-- start --

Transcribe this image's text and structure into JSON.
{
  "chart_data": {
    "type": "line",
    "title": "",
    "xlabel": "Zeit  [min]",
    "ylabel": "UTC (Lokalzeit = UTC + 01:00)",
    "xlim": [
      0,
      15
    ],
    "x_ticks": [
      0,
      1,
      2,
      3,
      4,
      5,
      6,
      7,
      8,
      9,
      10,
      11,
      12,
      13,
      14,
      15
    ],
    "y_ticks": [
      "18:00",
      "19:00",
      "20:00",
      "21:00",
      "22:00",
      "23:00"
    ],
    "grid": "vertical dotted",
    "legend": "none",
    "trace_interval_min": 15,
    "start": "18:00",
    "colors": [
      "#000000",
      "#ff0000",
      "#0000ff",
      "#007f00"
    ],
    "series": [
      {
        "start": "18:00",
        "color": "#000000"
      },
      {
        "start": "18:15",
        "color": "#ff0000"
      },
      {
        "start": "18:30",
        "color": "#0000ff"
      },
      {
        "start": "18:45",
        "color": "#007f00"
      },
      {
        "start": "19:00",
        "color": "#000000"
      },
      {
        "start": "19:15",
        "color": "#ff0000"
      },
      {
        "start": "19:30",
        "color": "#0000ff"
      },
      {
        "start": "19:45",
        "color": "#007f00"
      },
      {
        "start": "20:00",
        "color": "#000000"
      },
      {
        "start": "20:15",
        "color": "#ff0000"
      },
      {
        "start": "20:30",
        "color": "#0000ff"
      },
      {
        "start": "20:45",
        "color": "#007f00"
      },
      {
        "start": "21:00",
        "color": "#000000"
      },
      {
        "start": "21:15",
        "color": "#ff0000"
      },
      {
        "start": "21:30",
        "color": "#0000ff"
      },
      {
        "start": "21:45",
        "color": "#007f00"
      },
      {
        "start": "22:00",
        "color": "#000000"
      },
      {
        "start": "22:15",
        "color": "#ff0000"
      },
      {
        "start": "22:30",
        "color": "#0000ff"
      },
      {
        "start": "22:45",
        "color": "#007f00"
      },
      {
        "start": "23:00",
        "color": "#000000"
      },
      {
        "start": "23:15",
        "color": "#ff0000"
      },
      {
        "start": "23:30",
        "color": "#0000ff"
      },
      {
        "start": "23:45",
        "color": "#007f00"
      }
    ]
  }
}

-- end --

> _Short exercise_: Restate the listing above word for word.

> _Exercise answer_:
Transcribe this image's text and structure into JSON.
{
  "chart_data": {
    "type": "line",
    "title": "",
    "xlabel": "Zeit  [min]",
    "ylabel": "UTC (Lokalzeit = UTC + 01:00)",
    "xlim": [
      0,
      15
    ],
    "x_ticks": [
      0,
      1,
      2,
      3,
      4,
      5,
      6,
      7,
      8,
      9,
      10,
      11,
      12,
      13,
      14,
      15
    ],
    "y_ticks": [
      "18:00",
      "19:00",
      "20:00",
      "21:00",
      "22:00",
      "23:00"
    ],
    "grid": "vertical dotted",
    "legend": "none",
    "trace_interval_min": 15,
    "start": "18:00",
    "colors": [
      "#000000",
      "#ff0000",
      "#0000ff",
      "#007f00"
    ],
    "series": [
      {
        "start": "18:00",
        "color": "#000000"
      },
      {
        "start": "18:15",
        "color": "#ff0000"
      },
      {
        "start": "18:30",
        "color": "#0000ff"
      },
      {
        "start": "18:45",
        "color": "#007f00"
      },
      {
        "start": "19:00",
        "color": "#000000"
      },
      {
        "start": "19:15",
        "color": "#ff0000"
      },
      {
        "start": "19:30",
        "color": "#0000ff"
      },
      {
        "start": "19:45",
        "color": "#007f00"
      },
      {
        "start": "20:00",
        "color": "#000000"
      },
      {
        "start": "20:15",
        "color": "#ff0000"
      },
      {
        "start": "20:30",
        "color": "#0000ff"
      },
      {
        "start": "20:45",
        "color": "#007f00"
      },
      {
        "start": "21:00",
        "color": "#000000"
      },
      {
        "start": "21:15",
        "color": "#ff0000"
      },
      {
        "start": "21:30",
        "color": "#0000ff"
      },
      {
        "start": "21:45",
        "color": "#007f00"
      },
      {
        "start": "22:00",
        "color": "#000000"
      },
      {
        "start": "22:15",
        "color": "#ff0000"
      },
      {
        "start": "22:30",
        "color": "#0000ff"
      },
      {
        "start": "22:45",
        "color": "#007f00"
      },
      {
        "start": "23:00",
        "color": "#000000"
      },
      {
        "start": "23:15",
        "color": "#ff0000"
      },
      {
        "start": "23:30",
        "color": "#0000ff"
      },
      {
        "start": "23:45",
        "color": "#007f00"
      }
    ]
  }
}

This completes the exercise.